Goal :: Copy out each line featuring the string "security" from the entries beneath.

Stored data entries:
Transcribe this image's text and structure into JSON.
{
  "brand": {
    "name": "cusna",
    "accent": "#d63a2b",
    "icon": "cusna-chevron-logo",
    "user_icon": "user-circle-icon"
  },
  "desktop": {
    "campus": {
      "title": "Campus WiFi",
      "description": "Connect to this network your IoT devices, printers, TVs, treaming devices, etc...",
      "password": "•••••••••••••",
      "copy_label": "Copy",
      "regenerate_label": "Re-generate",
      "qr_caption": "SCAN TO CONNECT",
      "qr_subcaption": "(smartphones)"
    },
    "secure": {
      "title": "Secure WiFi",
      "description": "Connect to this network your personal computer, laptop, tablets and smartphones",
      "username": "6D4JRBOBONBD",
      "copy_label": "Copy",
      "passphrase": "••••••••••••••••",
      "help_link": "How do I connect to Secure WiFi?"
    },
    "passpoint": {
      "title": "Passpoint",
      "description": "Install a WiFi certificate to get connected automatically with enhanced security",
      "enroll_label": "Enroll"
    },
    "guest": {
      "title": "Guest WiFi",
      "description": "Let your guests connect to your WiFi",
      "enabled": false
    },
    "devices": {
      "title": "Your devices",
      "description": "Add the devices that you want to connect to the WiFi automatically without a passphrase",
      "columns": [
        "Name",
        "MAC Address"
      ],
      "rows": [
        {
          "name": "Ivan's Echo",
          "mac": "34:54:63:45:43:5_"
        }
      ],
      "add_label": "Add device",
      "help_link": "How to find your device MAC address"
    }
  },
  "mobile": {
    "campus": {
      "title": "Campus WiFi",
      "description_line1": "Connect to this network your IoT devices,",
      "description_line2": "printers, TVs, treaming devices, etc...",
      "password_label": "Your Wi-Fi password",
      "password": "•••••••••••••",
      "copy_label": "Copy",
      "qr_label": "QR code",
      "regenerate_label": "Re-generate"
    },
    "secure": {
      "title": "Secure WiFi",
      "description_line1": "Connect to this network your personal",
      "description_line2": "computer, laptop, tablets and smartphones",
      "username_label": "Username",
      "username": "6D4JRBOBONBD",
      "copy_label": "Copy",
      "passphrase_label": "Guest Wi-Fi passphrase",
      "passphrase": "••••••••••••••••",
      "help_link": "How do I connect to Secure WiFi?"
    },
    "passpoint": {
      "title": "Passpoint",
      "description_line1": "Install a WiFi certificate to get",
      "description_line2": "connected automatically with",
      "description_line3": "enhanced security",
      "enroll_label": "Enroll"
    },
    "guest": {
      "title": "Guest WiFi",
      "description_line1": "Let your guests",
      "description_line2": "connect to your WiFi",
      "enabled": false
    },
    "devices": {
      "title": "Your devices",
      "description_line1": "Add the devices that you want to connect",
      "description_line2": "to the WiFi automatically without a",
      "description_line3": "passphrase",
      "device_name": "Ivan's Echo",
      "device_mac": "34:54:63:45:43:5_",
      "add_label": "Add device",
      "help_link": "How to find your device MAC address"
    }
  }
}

Solution to this exercise ::
      "description": "Install a WiFi certificate to get connected automatically with enhanced security",
      "description_line3": "enhanced security",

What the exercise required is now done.